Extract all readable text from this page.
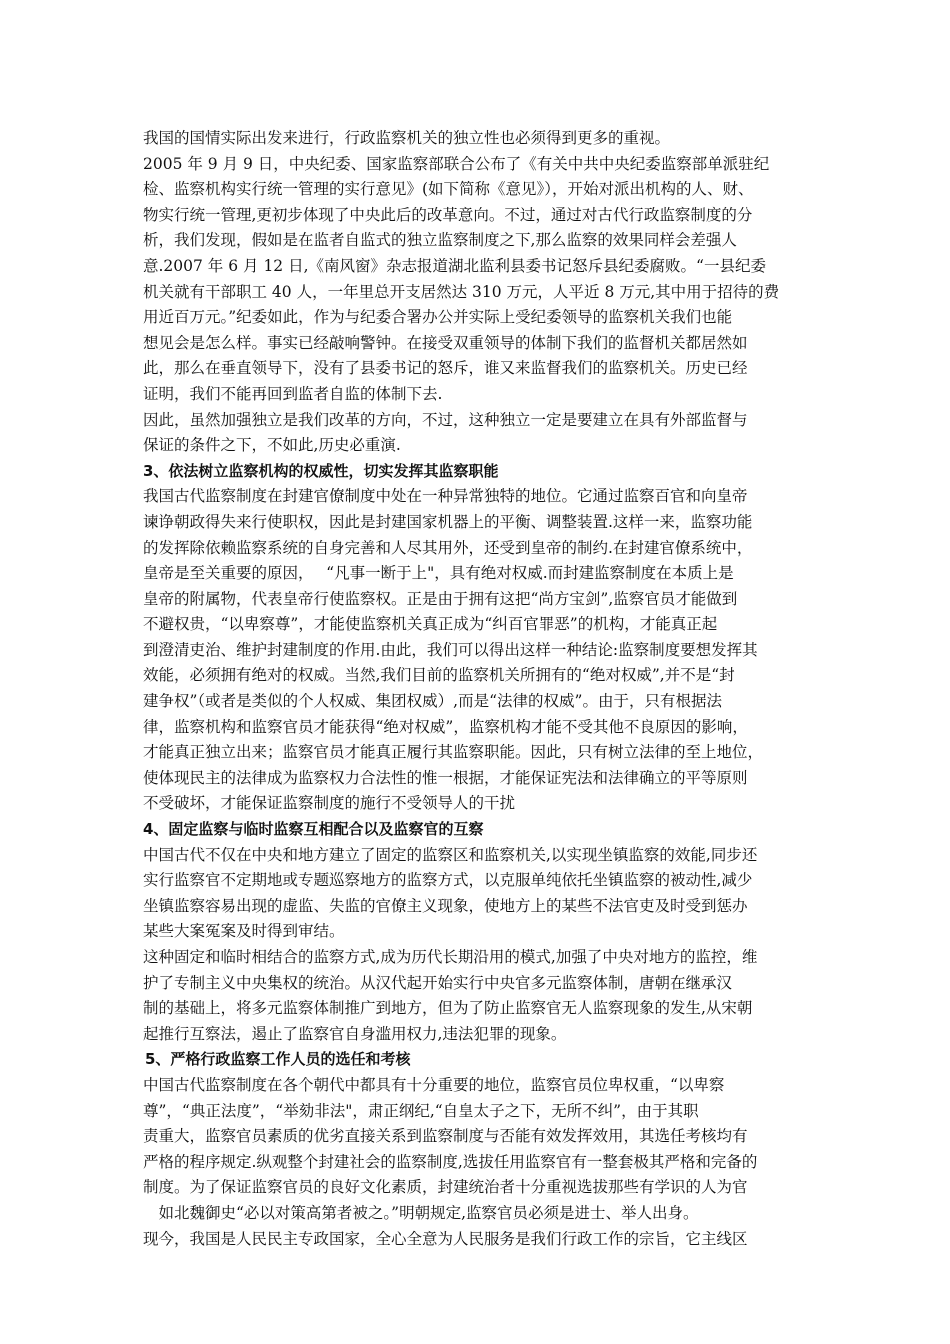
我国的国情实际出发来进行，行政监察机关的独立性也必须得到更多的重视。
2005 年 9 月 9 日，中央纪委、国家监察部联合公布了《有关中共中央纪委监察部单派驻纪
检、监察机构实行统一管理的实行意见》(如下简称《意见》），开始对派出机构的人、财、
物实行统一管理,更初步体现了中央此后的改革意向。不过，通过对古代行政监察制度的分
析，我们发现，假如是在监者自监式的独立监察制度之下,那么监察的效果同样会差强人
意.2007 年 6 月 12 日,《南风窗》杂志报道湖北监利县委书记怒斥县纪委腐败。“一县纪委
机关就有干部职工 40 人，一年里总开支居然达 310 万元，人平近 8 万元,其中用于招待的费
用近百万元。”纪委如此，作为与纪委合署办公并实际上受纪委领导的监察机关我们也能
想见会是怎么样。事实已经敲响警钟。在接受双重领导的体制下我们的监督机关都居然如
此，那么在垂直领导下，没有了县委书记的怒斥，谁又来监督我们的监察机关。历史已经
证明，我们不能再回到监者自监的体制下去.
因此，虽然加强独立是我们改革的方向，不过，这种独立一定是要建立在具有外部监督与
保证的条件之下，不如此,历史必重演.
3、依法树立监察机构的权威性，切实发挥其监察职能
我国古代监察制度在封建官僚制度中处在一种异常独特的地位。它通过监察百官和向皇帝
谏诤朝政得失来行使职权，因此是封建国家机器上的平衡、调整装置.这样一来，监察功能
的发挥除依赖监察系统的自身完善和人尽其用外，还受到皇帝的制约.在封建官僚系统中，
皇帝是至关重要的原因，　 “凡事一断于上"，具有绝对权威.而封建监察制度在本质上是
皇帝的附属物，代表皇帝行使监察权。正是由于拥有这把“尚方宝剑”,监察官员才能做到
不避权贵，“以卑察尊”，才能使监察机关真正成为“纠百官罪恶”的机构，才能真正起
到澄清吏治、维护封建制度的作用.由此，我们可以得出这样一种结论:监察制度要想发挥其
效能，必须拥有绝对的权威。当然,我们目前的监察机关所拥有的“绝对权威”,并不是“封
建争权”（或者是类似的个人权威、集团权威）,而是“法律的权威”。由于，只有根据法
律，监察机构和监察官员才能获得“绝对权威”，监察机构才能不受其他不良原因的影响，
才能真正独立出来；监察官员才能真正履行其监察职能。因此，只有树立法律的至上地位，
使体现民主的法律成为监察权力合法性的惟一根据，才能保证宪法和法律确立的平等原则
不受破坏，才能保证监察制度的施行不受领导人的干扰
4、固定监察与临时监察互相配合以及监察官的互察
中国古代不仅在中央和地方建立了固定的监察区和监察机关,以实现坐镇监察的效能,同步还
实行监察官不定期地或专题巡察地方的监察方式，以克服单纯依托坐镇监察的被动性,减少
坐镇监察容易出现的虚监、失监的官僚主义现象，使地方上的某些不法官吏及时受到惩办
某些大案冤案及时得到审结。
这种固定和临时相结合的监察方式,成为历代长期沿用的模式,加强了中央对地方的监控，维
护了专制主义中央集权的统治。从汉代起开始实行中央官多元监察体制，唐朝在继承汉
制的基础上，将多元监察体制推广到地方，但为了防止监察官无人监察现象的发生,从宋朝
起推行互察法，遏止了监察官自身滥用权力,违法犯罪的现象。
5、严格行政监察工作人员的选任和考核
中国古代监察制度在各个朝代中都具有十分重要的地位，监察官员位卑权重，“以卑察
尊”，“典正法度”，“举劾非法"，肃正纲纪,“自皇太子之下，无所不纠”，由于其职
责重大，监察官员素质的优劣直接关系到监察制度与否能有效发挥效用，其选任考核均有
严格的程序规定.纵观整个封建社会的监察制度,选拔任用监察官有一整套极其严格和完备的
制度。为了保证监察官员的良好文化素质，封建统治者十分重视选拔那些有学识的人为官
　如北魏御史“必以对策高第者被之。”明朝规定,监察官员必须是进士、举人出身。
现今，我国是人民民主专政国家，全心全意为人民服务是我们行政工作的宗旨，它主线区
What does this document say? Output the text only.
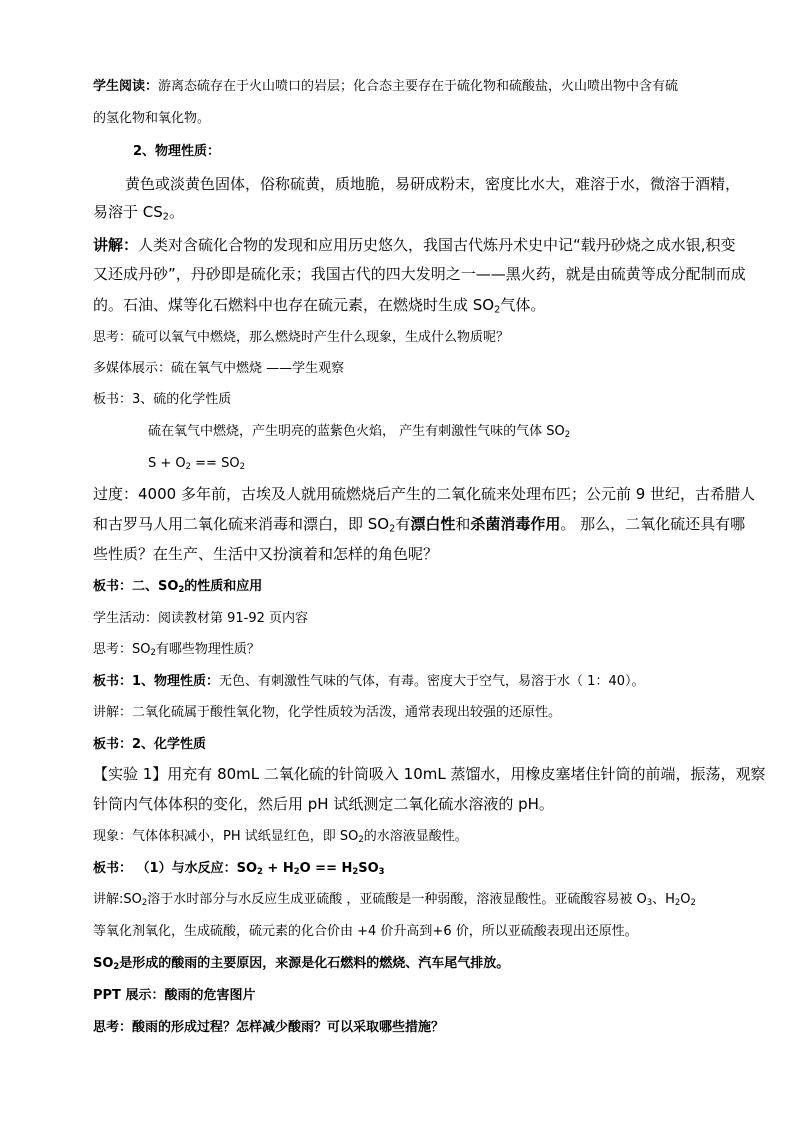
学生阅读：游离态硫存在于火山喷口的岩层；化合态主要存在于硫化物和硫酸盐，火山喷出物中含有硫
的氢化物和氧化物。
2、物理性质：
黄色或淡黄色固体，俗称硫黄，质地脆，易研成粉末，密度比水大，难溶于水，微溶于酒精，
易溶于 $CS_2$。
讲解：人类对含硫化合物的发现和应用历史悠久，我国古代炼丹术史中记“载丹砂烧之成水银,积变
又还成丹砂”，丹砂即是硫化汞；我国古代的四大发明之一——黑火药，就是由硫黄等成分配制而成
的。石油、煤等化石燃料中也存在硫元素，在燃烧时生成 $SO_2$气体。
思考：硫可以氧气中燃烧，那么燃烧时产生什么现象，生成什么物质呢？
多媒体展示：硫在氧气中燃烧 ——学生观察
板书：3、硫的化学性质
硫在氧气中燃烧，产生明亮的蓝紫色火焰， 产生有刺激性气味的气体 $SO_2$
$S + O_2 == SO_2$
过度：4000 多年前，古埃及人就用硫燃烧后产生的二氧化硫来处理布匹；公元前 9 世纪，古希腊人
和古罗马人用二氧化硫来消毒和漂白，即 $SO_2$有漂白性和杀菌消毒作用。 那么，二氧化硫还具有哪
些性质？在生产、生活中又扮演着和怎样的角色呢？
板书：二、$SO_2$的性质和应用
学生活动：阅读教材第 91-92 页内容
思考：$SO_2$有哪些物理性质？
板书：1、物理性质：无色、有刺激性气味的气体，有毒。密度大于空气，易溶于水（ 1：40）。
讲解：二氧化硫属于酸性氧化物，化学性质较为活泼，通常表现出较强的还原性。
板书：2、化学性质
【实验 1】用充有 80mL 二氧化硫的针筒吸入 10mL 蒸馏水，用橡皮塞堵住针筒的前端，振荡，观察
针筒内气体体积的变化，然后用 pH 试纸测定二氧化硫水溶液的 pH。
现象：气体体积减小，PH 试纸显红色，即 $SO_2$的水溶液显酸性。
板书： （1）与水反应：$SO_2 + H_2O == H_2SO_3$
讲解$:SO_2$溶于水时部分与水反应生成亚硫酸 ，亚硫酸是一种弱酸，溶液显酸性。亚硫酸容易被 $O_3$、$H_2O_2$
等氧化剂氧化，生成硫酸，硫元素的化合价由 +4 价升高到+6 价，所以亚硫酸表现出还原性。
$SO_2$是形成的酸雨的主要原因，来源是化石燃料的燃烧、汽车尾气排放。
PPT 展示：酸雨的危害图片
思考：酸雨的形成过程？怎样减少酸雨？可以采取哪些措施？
* * *
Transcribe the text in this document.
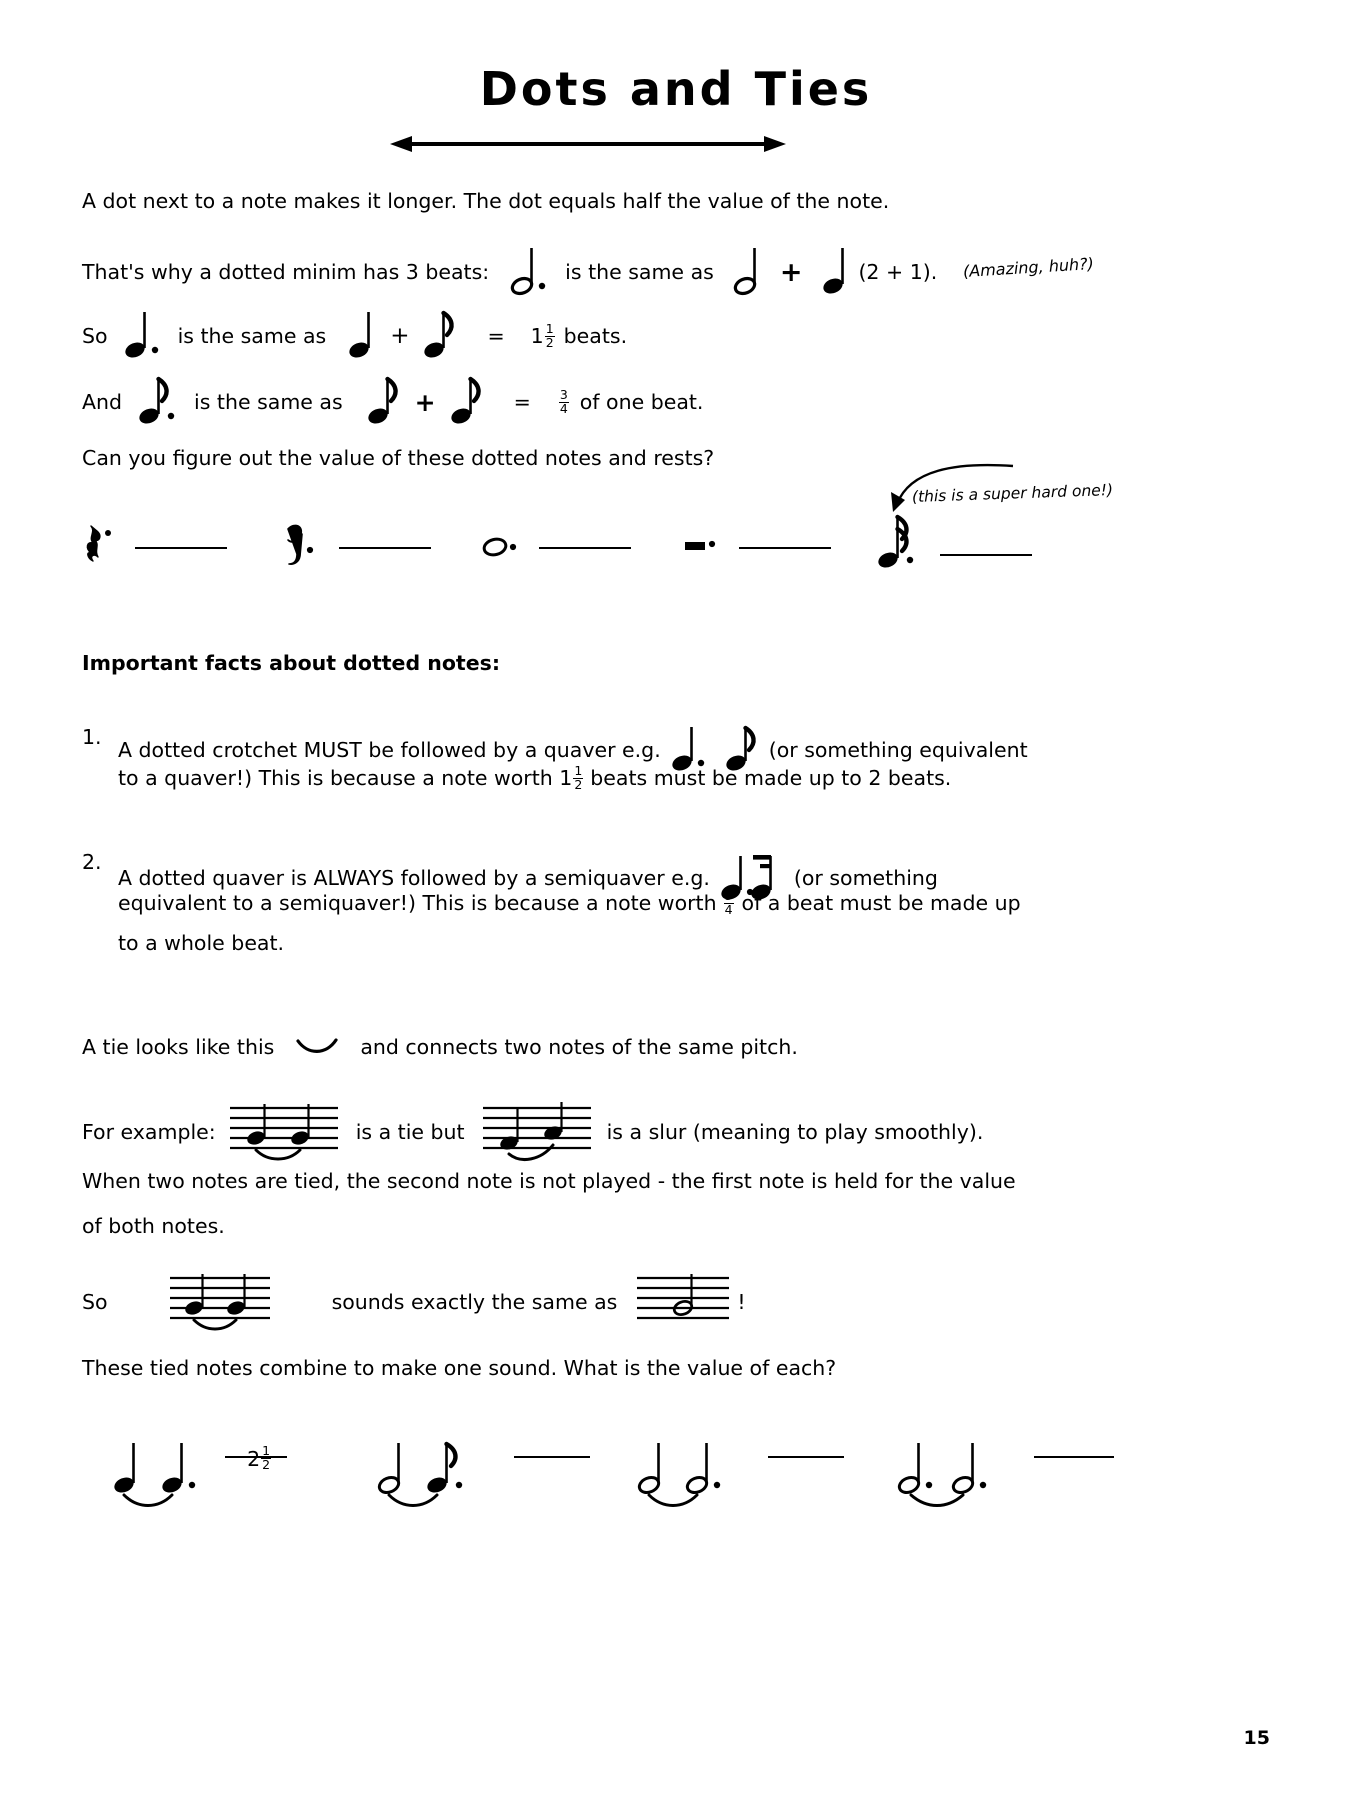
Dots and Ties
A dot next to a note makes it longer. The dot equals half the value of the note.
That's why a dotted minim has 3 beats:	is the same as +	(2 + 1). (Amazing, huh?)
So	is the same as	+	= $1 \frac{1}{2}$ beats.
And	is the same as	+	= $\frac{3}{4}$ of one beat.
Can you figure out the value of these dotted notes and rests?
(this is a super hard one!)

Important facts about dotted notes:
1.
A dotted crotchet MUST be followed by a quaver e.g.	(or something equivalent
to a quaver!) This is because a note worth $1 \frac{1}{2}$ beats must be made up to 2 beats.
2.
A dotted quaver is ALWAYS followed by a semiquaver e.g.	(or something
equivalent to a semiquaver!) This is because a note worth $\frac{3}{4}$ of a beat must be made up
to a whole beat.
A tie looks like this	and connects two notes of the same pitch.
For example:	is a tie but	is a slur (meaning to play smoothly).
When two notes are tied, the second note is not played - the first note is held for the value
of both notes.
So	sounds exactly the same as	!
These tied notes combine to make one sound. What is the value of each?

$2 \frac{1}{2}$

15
==
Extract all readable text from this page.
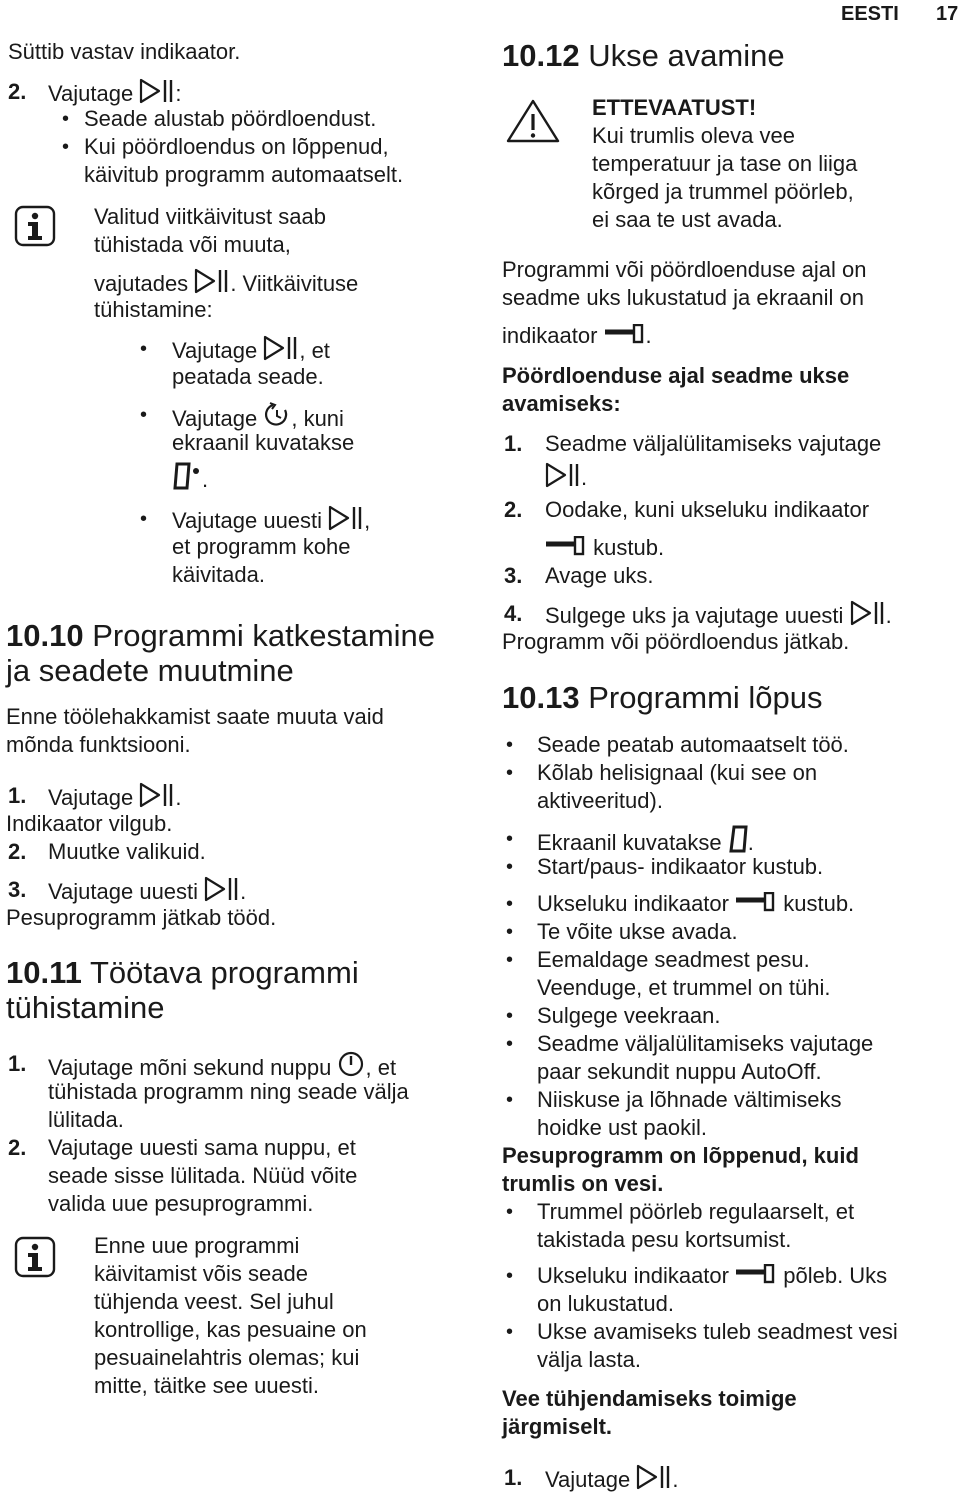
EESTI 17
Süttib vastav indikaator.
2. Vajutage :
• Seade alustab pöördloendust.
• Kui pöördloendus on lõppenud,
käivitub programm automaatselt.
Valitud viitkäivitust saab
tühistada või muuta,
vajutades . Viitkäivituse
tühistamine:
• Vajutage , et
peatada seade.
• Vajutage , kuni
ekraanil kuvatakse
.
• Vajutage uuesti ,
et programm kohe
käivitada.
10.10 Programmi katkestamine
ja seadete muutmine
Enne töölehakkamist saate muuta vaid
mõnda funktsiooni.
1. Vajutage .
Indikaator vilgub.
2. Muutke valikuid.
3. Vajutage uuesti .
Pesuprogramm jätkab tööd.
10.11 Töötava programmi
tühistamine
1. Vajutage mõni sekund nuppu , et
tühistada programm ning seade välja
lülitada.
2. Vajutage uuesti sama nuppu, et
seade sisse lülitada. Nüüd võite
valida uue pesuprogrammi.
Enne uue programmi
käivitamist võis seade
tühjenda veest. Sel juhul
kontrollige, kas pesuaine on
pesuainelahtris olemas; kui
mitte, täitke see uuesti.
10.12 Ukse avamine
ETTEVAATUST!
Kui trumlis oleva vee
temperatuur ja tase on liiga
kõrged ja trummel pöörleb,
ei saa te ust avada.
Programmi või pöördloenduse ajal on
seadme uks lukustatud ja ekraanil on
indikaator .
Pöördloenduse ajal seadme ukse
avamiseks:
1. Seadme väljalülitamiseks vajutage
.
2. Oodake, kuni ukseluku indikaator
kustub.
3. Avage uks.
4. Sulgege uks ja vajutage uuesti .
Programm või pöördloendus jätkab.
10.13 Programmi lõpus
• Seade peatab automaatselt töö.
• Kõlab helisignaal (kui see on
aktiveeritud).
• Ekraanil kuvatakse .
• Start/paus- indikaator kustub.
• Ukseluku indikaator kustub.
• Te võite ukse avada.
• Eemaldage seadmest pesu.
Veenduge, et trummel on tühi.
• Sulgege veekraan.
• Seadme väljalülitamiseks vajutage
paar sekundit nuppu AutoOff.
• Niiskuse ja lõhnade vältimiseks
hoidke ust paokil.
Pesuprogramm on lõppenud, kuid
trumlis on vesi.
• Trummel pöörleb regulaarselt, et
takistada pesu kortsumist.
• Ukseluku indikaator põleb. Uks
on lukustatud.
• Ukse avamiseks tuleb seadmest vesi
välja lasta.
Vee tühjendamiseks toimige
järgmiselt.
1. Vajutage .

- **The problem**: Return each line with "value".

- **Response to the task**:
A dot next to a note makes it longer. The dot equals half the value of the note.
Can you figure out the value of these dotted notes and rests?
When two notes are tied, the second note is not played - the first note is held for the value
These tied notes combine to make one sound. What is the value of each?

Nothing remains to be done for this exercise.